THE EXERCISE:
Below are records to transcribe exactly, without their pictures.

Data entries

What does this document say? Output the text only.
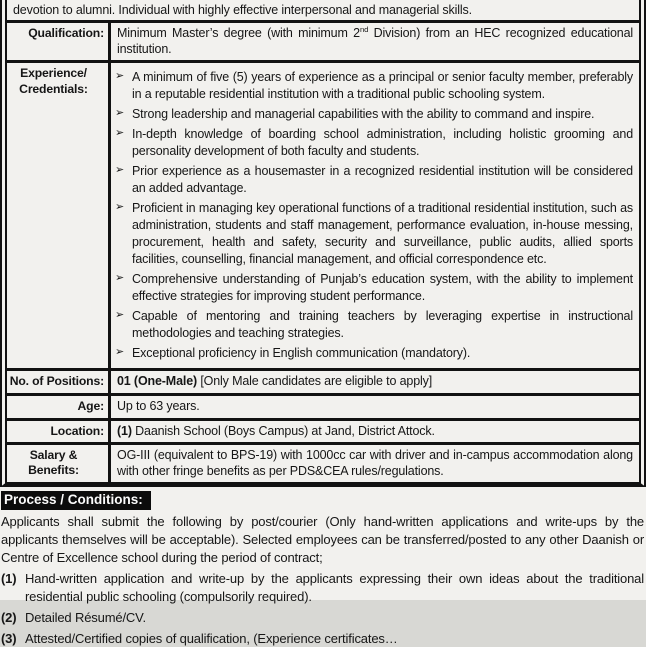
devotion to alumni. Individual with highly effective interpersonal and managerial skills.
Qualification:	Minimum Master’s degree (with minimum 2nd Division) from an HEC recognized educational institution.
Experience/
Credentials:
➢ A minimum of five (5) years of experience as a principal or senior faculty member, preferably in a reputable residential institution with a traditional public schooling system.
➢ Strong leadership and managerial capabilities with the ability to command and inspire.
➢ In-depth knowledge of boarding school administration, including holistic grooming and personality development of both faculty and students.
➢ Prior experience as a housemaster in a recognized residential institution will be considered an added advantage.
➢ Proficient in managing key operational functions of a traditional residential institution, such as administration, students and staff management, performance evaluation, in-house messing, procurement, health and safety, security and surveillance, public audits, allied sports facilities, counselling, financial management, and official correspondence etc.
➢ Comprehensive understanding of Punjab’s education system, with the ability to implement effective strategies for improving student performance.
➢ Capable of mentoring and training teachers by leveraging expertise in instructional methodologies and teaching strategies.
➢ Exceptional proficiency in English communication (mandatory).
No. of Positions:	01 (One-Male) [Only Male candidates are eligible to apply]
Age:	Up to 63 years.
Location:	(1) Daanish School (Boys Campus) at Jand, District Attock.
Salary &
Benefits:
OG-III (equivalent to BPS-19) with 1000cc car with driver and in-campus accommodation along with other fringe benefits as per PDS&CEA rules/regulations.
Process / Conditions:
Applicants shall submit the following by post/courier (Only hand-written applications and write-ups by the applicants themselves will be acceptable). Selected employees can be transferred/posted to any other Daanish or Centre of Excellence school during the period of contract;
(1) Hand-written application and write-up by the applicants expressing their own ideas about the traditional residential public schooling (compulsorily required).
(2) Detailed Résumé/CV.
(3) Attested/Certified copies of qualification, (Experience certificates…
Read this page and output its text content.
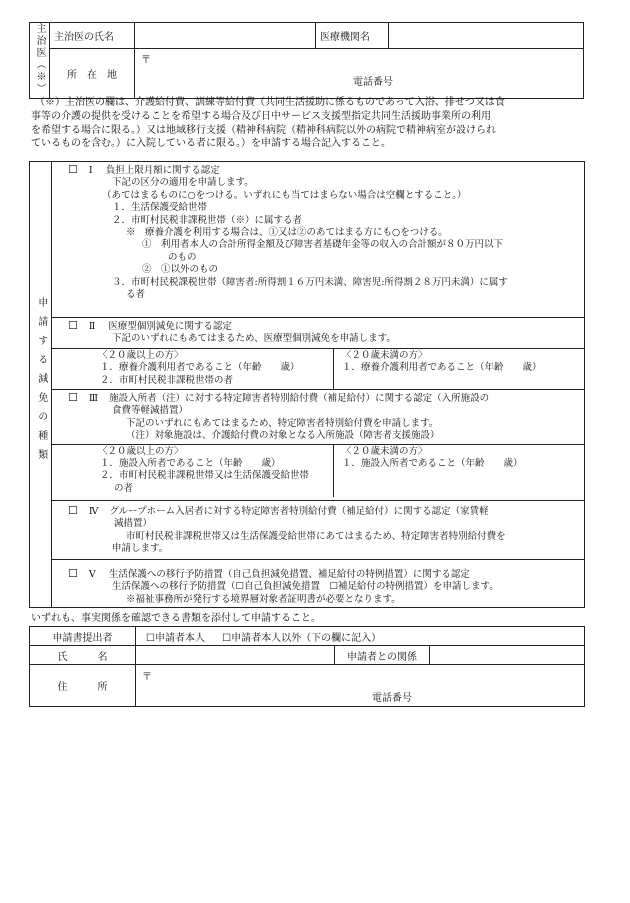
主治医（※）	主治医の氏名		医療機関名	
	所　在　地	〒
電話番号		
（※）主治医の欄は、介護給付費、訓練等給付費（共同生活援助に係るものであって入浴、排せつ又は食
事等の介護の提供を受けることを希望する場合及び日中サービス支援型指定共同生活援助事業所の利用
を希望する場合に限る。）又は地域移行支援（精神科病院（精神科病院以外の病院で精神病室が設けられ
ているものを含む。）に入院している者に限る。）を申請する場合記入すること。
申請する減免の種類	
☐ Ⅰ 負担上限月額に関する認定
下記の区分の適用を申請します。
（あてはまるものに○をつける。いずれにも当てはまらない場合は空欄とすること。）
１．生活保護受給世帯
２．市町村民税非課税世帯（※）に属する者
※　療養介護を利用する場合は、①又は②のあてはまる方にも○をつける。
①　利用者本人の合計所得金額及び障害者基礎年金等の収入の合計額が８０万円以下
のもの
②　①以外のもの
３．市町村民税課税世帯（障害者:所得割１６万円未満、障害児:所得割２８万円未満）に属す
る者

☐ Ⅱ 医療型個別減免に関する認定
下記のいずれにもあてはまるため、医療型個別減免を申請します。
〈２０歳以上の方〉
１．療養介護利用者であること（年齢　　歳）
２．市町村民税非課税世帯の者
〈２０歳未満の方〉
１．療養介護利用者であること（年齢　　歳）

☐ Ⅲ 施設入所者（注）に対する特定障害者特別給付費（補足給付）に関する認定（入所施設の
食費等軽減措置）
下記のいずれにもあてはまるため、特定障害者特別給付費を申請します。
（注）対象施設は、介護給付費の対象となる入所施設（障害者支援施設）
〈２０歳以上の方〉
１．施設入所者であること（年齢　　歳）
２．市町村民税非課税世帯又は生活保護受給世帯
の者
〈２０歳未満の方〉
１．施設入所者であること（年齢　　歳）

☐ Ⅳ グループホーム入居者に対する特定障害者特別給付費（補足給付）に関する認定（家賃軽
減措置）
市町村民税非課税世帯又は生活保護受給世帯にあてはまるため、特定障害者特別給付費を
申請します。

☐ Ⅴ 生活保護への移行予防措置（自己負担減免措置、補足給付の特例措置）に関する認定
生活保護への移行予防措置（☐自己負担減免措置　☐補足給付の特例措置）を申請します。
※福祉事務所が発行する境界層対象者証明書が必要となります。
いずれも、事実関係を確認できる書類を添付して申請すること。
申請書提出者	☐申請者本人 ☐申請者本人以外（下の欄に記入）		
氏　　　名		申請者との関係	
住　　　所	〒
電話番号		
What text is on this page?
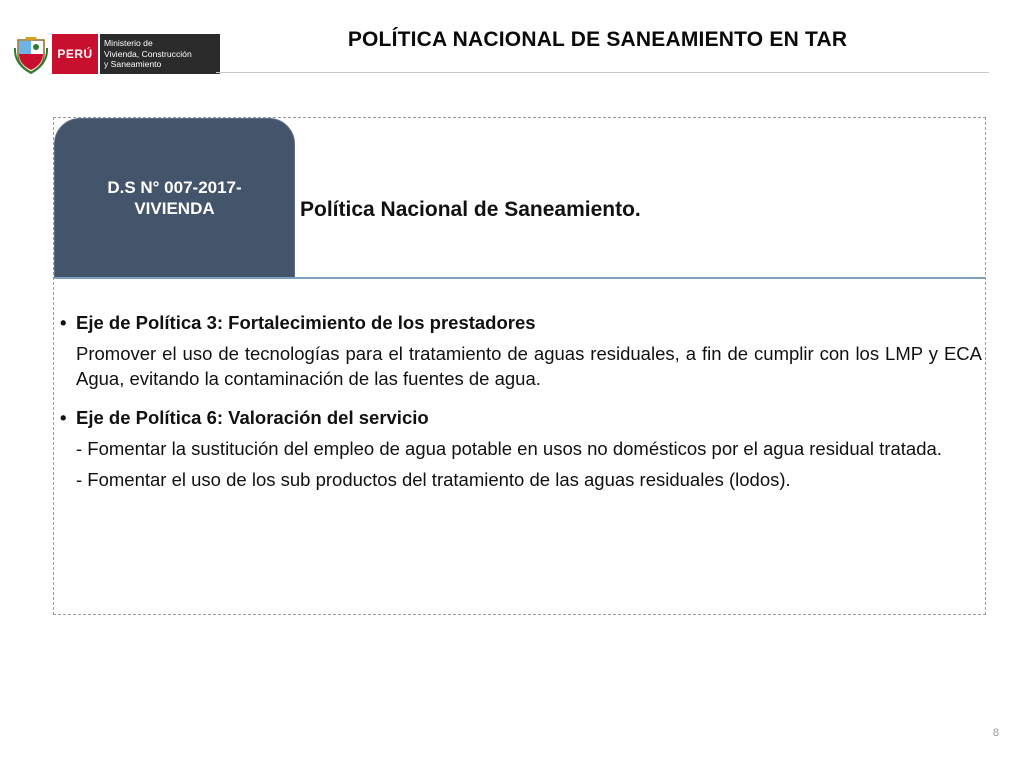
PERÚ
Ministerio de
Vivienda, Construcción
y Saneamiento
POLÍTICA NACIONAL DE SANEAMIENTO EN TAR
D.S N° 007-2017-VIVIENDA	Política Nacional de Saneamiento.
• Eje de Política 3: Fortalecimiento de los prestadores
Promover el uso de tecnologías para el tratamiento de aguas residuales, a fin de cumplir con los LMP y ECA Agua, evitando la contaminación de las fuentes de agua.
• Eje de Política 6: Valoración del servicio
- Fomentar la sustitución del empleo de agua potable en usos no domésticos por el agua residual tratada.
- Fomentar el uso de los sub productos del tratamiento de las aguas residuales (lodos).
8
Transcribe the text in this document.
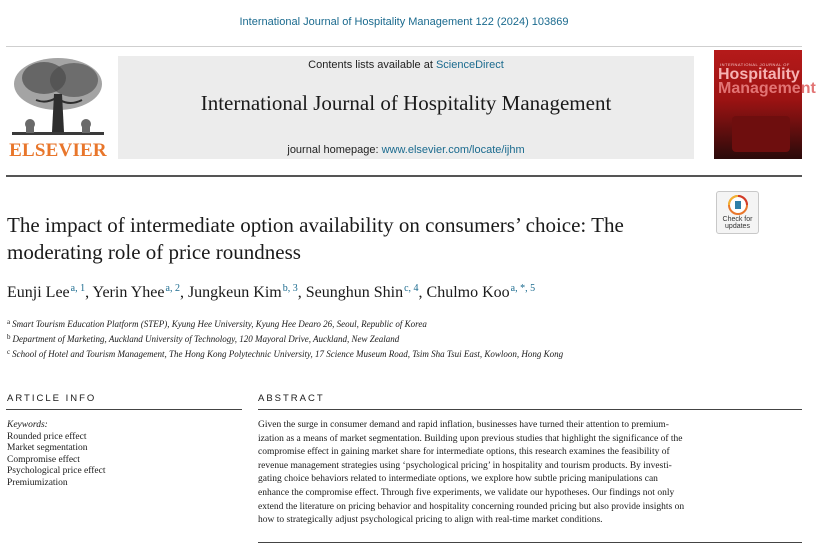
International Journal of Hospitality Management 122 (2024) 103869
ELSEVIER
Contents lists available at ScienceDirect
International Journal of Hospitality Management
journal homepage: www.elsevier.com/locate/ijhm
INTERNATIONAL JOURNAL OF
Hospitality
Management
Check for
updates
The impact of intermediate option availability on consumers’ choice: The
moderating role of price roundness
Eunji Lee$^{a, 1}$, Yerin Yhee$^{a, 2}$, Jungkeun Kim$^{b, 3}$, Seunghun Shin$^{c, 4}$, Chulmo Koo$^{a, *, 5}$
$^a$ Smart Tourism Education Platform (STEP), Kyung Hee University, Kyung Hee Dearo 26, Seoul, Republic of Korea
$^b$ Department of Marketing, Auckland University of Technology, 120 Mayoral Drive, Auckland, New Zealand
$^c$ School of Hotel and Tourism Management, The Hong Kong Polytechnic University, 17 Science Museum Road, Tsim Sha Tsui East, Kowloon, Hong Kong
ARTICLE INFO
Keywords:
Rounded price effect
Market segmentation
Compromise effect
Psychological price effect
Premiumization
ABSTRACT
Given the surge in consumer demand and rapid inflation, businesses have turned their attention to premium-
ization as a means of market segmentation. Building upon previous studies that highlight the significance of the
compromise effect in gaining market share for intermediate options, this research examines the feasibility of
revenue management strategies using ‘psychological pricing’ in hospitality and tourism products. By investi-
gating choice behaviors related to intermediate options, we explore how subtle pricing manipulations can
enhance the compromise effect. Through five experiments, we validate our hypotheses. Our findings not only
extend the literature on pricing behavior and hospitality concerning rounded pricing but also provide insights on
how to strategically adjust psychological pricing to align with real-time market conditions.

PROBLEM SOLUTION:
What does this document say? Output the text only.
devotion to alumni. Individual with highly effective interpersonal and managerial skills.
Qualification:	Minimum Master’s degree (with minimum 2nd Division) from an HEC recognized educational institution.
Experience/
Credentials:
➢ A minimum of five (5) years of experience as a principal or senior faculty member, preferably in a reputable residential institution with a traditional public schooling system.
➢ Strong leadership and managerial capabilities with the ability to command and inspire.
➢ In-depth knowledge of boarding school administration, including holistic grooming and personality development of both faculty and students.
➢ Prior experience as a housemaster in a recognized residential institution will be considered an added advantage.
➢ Proficient in managing key operational functions of a traditional residential institution, such as administration, students and staff management, performance evaluation, in-house messing, procurement, health and safety, security and surveillance, public audits, allied sports facilities, counselling, financial management, and official correspondence etc.
➢ Comprehensive understanding of Punjab’s education system, with the ability to implement effective strategies for improving student performance.
➢ Capable of mentoring and training teachers by leveraging expertise in instructional methodologies and teaching strategies.
➢ Exceptional proficiency in English communication (mandatory).
No. of Positions:	01 (One-Male) [Only Male candidates are eligible to apply]
Age:	Up to 63 years.
Location:	(1) Daanish School (Boys Campus) at Jand, District Attock.
Salary &
Benefits:
OG-III (equivalent to BPS-19) with 1000cc car with driver and in-campus accommodation along with other fringe benefits as per PDS&CEA rules/regulations.
Process / Conditions:
Applicants shall submit the following by post/courier (Only hand-written applications and write-ups by the applicants themselves will be acceptable). Selected employees can be transferred/posted to any other Daanish or Centre of Excellence school during the period of contract;
(1) Hand-written application and write-up by the applicants expressing their own ideas about the traditional residential public schooling (compulsorily required).
(2) Detailed Résumé/CV.
(3) Attested/Certified copies of qualification, (Experience certificates…
Read this page and output its text content.
主治医（※）	主治医の氏名		医療機関名	
	所　在　地	〒
電話番号		
（※）主治医の欄は、介護給付費、訓練等給付費（共同生活援助に係るものであって入浴、排せつ又は食
事等の介護の提供を受けることを希望する場合及び日中サービス支援型指定共同生活援助事業所の利用
を希望する場合に限る。）又は地域移行支援（精神科病院（精神科病院以外の病院で精神病室が設けられ
ているものを含む。）に入院している者に限る。）を申請する場合記入すること。
申請する減免の種類	
☐ Ⅰ 負担上限月額に関する認定
下記の区分の適用を申請します。
（あてはまるものに○をつける。いずれにも当てはまらない場合は空欄とすること。）
１．生活保護受給世帯
２．市町村民税非課税世帯（※）に属する者
※　療養介護を利用する場合は、①又は②のあてはまる方にも○をつける。
①　利用者本人の合計所得金額及び障害者基礎年金等の収入の合計額が８０万円以下
のもの
②　①以外のもの
３．市町村民税課税世帯（障害者:所得割１６万円未満、障害児:所得割２８万円未満）に属す
る者

☐ Ⅱ 医療型個別減免に関する認定
下記のいずれにもあてはまるため、医療型個別減免を申請します。
〈２０歳以上の方〉
１．療養介護利用者であること（年齢　　歳）
２．市町村民税非課税世帯の者
〈２０歳未満の方〉
１．療養介護利用者であること（年齢　　歳）

☐ Ⅲ 施設入所者（注）に対する特定障害者特別給付費（補足給付）に関する認定（入所施設の
食費等軽減措置）
下記のいずれにもあてはまるため、特定障害者特別給付費を申請します。
（注）対象施設は、介護給付費の対象となる入所施設（障害者支援施設）
〈２０歳以上の方〉
１．施設入所者であること（年齢　　歳）
２．市町村民税非課税世帯又は生活保護受給世帯
の者
〈２０歳未満の方〉
１．施設入所者であること（年齢　　歳）

☐ Ⅳ グループホーム入居者に対する特定障害者特別給付費（補足給付）に関する認定（家賃軽
減措置）
市町村民税非課税世帯又は生活保護受給世帯にあてはまるため、特定障害者特別給付費を
申請します。

☐ Ⅴ 生活保護への移行予防措置（自己負担減免措置、補足給付の特例措置）に関する認定
生活保護への移行予防措置（☐自己負担減免措置　☐補足給付の特例措置）を申請します。
※福祉事務所が発行する境界層対象者証明書が必要となります。
いずれも、事実関係を確認できる書類を添付して申請すること。
申請書提出者	☐申請者本人 ☐申請者本人以外（下の欄に記入）		
氏　　　名		申請者との関係	
住　　　所	〒
電話番号		
What text is on this page?
PERÚ
Ministerio de
Vivienda, Construcción
y Saneamiento
POLÍTICA NACIONAL DE SANEAMIENTO EN TAR
D.S N° 007-2017-VIVIENDA	Política Nacional de Saneamiento.
• Eje de Política 3: Fortalecimiento de los prestadores
Promover el uso de tecnologías para el tratamiento de aguas residuales, a fin de cumplir con los LMP y ECA Agua, evitando la contaminación de las fuentes de agua.
• Eje de Política 6: Valoración del servicio
- Fomentar la sustitución del empleo de agua potable en usos no domésticos por el agua residual tratada.
- Fomentar el uso de los sub productos del tratamiento de las aguas residuales (lodos).
8
Transcribe the text in this document.
International Journal of Hospitality Management 122 (2024) 103869
ELSEVIER
Contents lists available at ScienceDirect
International Journal of Hospitality Management
journal homepage: www.elsevier.com/locate/ijhm
INTERNATIONAL JOURNAL OF
Hospitality
Management
Check for
updates
The impact of intermediate option availability on consumers’ choice: The
moderating role of price roundness
Eunji Lee$^{a, 1}$, Yerin Yhee$^{a, 2}$, Jungkeun Kim$^{b, 3}$, Seunghun Shin$^{c, 4}$, Chulmo Koo$^{a, *, 5}$
$^a$ Smart Tourism Education Platform (STEP), Kyung Hee University, Kyung Hee Dearo 26, Seoul, Republic of Korea
$^b$ Department of Marketing, Auckland University of Technology, 120 Mayoral Drive, Auckland, New Zealand
$^c$ School of Hotel and Tourism Management, The Hong Kong Polytechnic University, 17 Science Museum Road, Tsim Sha Tsui East, Kowloon, Hong Kong
ARTICLE INFO
Keywords:
Rounded price effect
Market segmentation
Compromise effect
Psychological price effect
Premiumization
ABSTRACT
Given the surge in consumer demand and rapid inflation, businesses have turned their attention to premium-
ization as a means of market segmentation. Building upon previous studies that highlight the significance of the
compromise effect in gaining market share for intermediate options, this research examines the feasibility of
revenue management strategies using ‘psychological pricing’ in hospitality and tourism products. By investi-
gating choice behaviors related to intermediate options, we explore how subtle pricing manipulations can
enhance the compromise effect. Through five experiments, we validate our hypotheses. Our findings not only
extend the literature on pricing behavior and hospitality concerning rounded pricing but also provide insights on
how to strategically adjust psychological pricing to align with real-time market conditions.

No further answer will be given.